■ TASK DIRECTIONS ■
Transcribe the records in full, keeping every character as it is.

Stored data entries
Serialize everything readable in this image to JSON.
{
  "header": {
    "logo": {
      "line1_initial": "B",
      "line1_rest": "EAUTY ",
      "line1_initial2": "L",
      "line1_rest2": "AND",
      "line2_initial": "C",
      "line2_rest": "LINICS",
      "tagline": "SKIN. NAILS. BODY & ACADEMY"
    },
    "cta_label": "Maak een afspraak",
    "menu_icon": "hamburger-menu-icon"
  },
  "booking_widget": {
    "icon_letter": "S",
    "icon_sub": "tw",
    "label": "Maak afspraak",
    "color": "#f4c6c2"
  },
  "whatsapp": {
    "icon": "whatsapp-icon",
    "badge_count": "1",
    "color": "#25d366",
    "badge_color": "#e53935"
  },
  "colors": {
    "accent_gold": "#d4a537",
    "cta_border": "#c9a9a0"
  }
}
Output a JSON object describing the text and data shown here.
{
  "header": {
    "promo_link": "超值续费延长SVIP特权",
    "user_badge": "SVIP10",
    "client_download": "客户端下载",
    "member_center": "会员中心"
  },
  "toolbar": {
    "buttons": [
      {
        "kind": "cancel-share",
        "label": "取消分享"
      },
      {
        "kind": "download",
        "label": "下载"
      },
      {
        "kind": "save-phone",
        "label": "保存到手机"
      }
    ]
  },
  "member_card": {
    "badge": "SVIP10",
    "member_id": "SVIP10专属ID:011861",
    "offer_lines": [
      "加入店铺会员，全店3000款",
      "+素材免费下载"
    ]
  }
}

■ SOLUTION ■
Serialize everything readable in this image to JSON.
{
  "header": {
    "logo": {
      "line1_initial": "B",
      "line1_rest": "EAUTY ",
      "line1_initial2": "L",
      "line1_rest2": "AND",
      "line2_initial": "C",
      "line2_rest": "LINICS",
      "tagline": "SKIN. NAILS. BODY & ACADEMY"
    },
    "cta_label": "Maak een afspraak",
    "menu_icon": "hamburger-menu-icon"
  },
  "booking_widget": {
    "icon_letter": "S",
    "icon_sub": "tw",
    "label": "Maak afspraak",
    "color": "#f4c6c2"
  },
  "whatsapp": {
    "icon": "whatsapp-icon",
    "badge_count": "1",
    "color": "#25d366",
    "badge_color": "#e53935"
  },
  "colors": {
    "accent_gold": "#d4a537",
    "cta_border": "#c9a9a0"
  }
}
Output a JSON object describing the text and data shown here.
{
  "header": {
    "promo_link": "超值续费延长SVIP特权",
    "user_badge": "SVIP10",
    "client_download": "客户端下载",
    "member_center": "会员中心"
  },
  "toolbar": {
    "buttons": [
      {
        "kind": "cancel-share",
        "label": "取消分享"
      },
      {
        "kind": "download",
        "label": "下载"
      },
      {
        "kind": "save-phone",
        "label": "保存到手机"
      }
    ]
  },
  "member_card": {
    "badge": "SVIP10",
    "member_id": "SVIP10专属ID:011861",
    "offer_lines": [
      "加入店铺会员，全店3000款",
      "+素材免费下载"
    ]
  }
}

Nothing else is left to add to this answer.